▸ Directions
Copy every line of the records below where the word "Стили" occurs.

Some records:
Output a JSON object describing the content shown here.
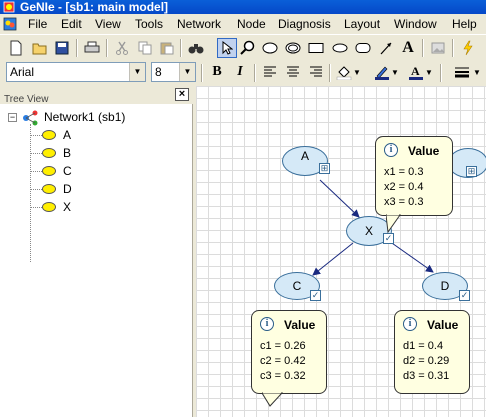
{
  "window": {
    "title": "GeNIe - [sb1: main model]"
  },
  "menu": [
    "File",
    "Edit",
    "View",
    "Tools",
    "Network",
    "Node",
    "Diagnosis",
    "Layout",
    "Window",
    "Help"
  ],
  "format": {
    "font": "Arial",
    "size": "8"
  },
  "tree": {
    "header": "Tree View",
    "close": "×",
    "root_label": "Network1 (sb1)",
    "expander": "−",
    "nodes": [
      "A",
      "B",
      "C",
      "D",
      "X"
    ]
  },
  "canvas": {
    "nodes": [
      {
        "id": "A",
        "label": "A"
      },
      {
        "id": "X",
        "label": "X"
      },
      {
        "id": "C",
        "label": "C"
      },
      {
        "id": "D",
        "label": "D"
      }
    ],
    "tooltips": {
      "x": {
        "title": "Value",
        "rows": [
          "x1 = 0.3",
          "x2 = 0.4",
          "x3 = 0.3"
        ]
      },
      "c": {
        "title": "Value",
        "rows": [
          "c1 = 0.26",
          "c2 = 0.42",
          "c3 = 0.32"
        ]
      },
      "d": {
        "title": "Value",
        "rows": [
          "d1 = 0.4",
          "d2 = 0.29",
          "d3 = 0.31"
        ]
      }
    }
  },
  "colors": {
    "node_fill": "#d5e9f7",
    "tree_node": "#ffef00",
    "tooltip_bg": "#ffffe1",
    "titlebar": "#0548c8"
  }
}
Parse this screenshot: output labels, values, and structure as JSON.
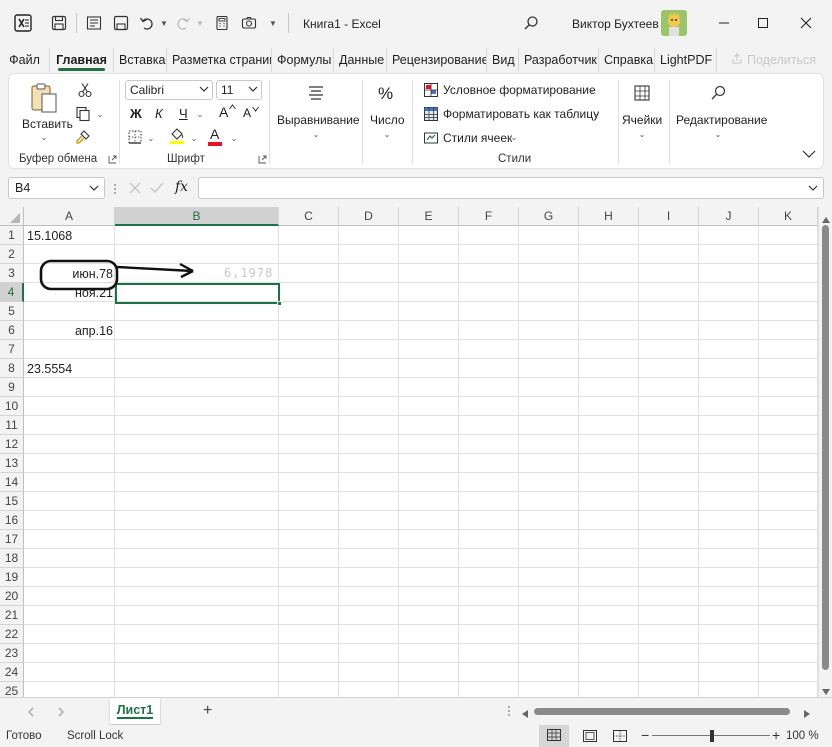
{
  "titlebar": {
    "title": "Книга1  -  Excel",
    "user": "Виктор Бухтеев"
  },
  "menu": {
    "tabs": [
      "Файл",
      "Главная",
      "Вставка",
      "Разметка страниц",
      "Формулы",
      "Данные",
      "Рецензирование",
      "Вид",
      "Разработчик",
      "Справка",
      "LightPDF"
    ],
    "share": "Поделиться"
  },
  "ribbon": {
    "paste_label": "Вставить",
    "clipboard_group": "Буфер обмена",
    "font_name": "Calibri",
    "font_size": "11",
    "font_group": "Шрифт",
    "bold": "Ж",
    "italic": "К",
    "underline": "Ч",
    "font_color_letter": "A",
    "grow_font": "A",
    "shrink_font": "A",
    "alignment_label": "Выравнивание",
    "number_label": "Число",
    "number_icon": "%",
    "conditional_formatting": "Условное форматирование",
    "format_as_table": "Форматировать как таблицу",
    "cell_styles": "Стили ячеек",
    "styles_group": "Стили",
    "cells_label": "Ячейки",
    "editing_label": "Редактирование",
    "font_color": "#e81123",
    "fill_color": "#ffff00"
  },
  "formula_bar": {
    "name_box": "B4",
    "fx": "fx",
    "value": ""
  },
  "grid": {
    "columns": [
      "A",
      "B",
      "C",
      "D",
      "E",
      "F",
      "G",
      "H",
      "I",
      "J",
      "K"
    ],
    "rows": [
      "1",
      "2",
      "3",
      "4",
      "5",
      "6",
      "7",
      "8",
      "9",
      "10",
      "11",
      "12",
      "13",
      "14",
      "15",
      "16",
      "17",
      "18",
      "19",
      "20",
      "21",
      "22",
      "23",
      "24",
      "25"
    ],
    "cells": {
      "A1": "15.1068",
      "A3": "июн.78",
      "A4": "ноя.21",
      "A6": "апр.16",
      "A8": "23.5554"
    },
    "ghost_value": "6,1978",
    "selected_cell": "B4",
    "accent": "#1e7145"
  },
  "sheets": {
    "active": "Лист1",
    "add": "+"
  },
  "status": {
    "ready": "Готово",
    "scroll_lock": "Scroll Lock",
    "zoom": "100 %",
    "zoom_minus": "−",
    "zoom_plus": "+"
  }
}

--

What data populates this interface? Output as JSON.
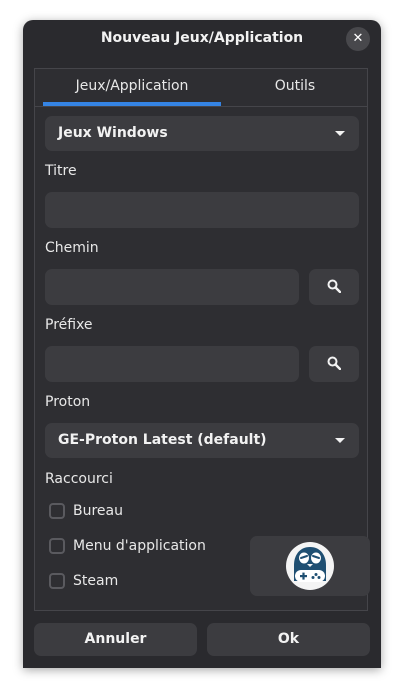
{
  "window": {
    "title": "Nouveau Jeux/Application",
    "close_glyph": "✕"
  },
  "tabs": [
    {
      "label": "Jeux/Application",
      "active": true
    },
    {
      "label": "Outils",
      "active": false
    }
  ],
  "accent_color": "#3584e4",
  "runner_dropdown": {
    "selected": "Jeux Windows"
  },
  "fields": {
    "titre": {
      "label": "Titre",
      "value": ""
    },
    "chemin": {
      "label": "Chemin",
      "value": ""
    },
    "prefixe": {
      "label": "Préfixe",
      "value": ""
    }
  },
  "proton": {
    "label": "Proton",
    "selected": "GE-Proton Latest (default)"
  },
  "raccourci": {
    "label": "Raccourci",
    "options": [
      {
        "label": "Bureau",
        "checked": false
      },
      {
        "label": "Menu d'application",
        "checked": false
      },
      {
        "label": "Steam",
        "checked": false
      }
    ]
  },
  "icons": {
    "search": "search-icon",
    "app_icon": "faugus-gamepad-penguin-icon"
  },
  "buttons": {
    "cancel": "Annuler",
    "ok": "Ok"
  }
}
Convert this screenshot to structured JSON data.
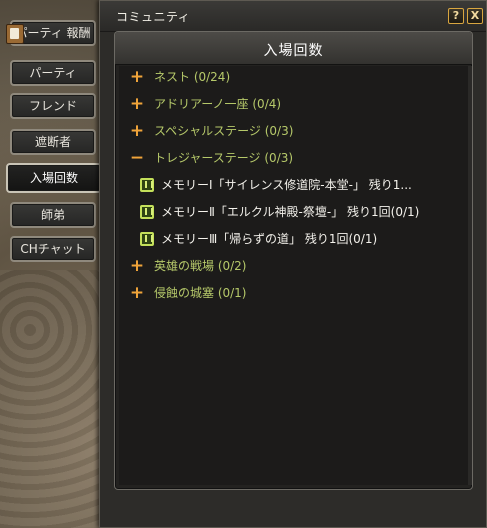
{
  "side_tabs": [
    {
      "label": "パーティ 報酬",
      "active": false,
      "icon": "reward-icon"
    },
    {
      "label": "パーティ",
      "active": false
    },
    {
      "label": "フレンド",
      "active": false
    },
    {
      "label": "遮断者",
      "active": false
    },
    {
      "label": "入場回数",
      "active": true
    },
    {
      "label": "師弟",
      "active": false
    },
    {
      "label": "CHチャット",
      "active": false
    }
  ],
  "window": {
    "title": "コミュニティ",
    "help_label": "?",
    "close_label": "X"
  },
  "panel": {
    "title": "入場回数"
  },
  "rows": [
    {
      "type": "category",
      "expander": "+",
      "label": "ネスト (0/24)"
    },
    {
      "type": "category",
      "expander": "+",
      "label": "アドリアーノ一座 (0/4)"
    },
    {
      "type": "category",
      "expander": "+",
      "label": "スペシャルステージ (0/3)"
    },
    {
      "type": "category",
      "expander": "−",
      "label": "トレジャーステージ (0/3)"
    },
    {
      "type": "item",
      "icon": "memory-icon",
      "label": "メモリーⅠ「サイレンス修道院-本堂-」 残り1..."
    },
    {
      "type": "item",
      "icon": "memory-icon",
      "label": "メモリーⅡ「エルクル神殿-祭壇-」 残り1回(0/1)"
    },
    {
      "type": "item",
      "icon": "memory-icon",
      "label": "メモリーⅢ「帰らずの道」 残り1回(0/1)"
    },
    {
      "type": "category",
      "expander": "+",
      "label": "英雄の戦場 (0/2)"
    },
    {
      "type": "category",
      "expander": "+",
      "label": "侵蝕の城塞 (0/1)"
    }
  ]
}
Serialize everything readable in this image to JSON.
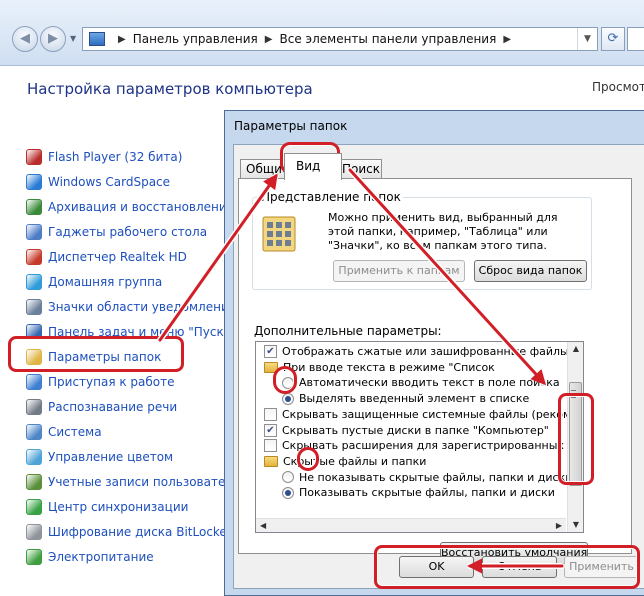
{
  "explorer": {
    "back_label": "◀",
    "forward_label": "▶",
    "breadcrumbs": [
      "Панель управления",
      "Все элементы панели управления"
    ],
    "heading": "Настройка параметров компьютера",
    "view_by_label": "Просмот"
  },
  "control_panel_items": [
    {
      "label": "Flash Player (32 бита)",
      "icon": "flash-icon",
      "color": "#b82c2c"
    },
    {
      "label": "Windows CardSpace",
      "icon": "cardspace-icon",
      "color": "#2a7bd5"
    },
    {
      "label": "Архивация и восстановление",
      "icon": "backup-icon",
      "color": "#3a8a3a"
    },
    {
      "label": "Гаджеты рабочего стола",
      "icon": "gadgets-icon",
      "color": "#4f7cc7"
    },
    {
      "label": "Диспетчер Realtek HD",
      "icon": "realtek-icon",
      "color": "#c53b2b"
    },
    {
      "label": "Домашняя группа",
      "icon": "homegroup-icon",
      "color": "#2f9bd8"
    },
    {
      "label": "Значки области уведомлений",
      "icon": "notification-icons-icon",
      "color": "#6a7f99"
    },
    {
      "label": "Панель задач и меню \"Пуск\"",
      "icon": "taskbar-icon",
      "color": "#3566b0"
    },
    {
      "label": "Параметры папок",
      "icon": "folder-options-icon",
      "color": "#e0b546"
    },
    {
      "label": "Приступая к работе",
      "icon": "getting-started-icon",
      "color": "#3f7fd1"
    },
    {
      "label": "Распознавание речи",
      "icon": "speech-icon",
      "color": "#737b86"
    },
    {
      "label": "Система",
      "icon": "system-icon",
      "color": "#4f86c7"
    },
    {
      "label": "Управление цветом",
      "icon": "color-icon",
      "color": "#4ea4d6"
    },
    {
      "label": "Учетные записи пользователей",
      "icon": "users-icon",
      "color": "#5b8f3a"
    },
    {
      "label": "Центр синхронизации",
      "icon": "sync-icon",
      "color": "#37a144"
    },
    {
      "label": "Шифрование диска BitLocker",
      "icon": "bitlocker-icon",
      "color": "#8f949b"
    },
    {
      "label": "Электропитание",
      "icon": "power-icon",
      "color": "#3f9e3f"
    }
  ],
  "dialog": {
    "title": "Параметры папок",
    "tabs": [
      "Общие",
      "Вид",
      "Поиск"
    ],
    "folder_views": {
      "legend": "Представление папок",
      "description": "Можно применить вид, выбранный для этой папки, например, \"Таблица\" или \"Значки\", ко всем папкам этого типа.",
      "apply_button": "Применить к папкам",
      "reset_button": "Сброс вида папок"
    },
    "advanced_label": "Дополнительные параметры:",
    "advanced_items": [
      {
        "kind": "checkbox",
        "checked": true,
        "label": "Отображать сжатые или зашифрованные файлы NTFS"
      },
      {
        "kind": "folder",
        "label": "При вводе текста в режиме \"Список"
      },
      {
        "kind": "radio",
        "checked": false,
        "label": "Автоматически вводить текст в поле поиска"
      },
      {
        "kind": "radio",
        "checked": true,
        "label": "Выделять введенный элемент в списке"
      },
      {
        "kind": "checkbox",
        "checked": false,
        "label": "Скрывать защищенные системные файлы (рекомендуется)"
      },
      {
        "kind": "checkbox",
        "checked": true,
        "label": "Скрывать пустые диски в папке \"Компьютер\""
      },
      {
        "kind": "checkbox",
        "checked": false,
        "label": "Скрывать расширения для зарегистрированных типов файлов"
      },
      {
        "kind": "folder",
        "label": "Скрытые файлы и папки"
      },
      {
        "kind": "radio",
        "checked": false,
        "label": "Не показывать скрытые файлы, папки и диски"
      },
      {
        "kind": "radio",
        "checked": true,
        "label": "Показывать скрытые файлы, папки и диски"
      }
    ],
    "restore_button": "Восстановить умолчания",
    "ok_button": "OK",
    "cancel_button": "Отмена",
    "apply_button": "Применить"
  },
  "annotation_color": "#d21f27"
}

▸ Complete response
    "cell_styles": "Стили ячеек",
    "styles_group": "Стили",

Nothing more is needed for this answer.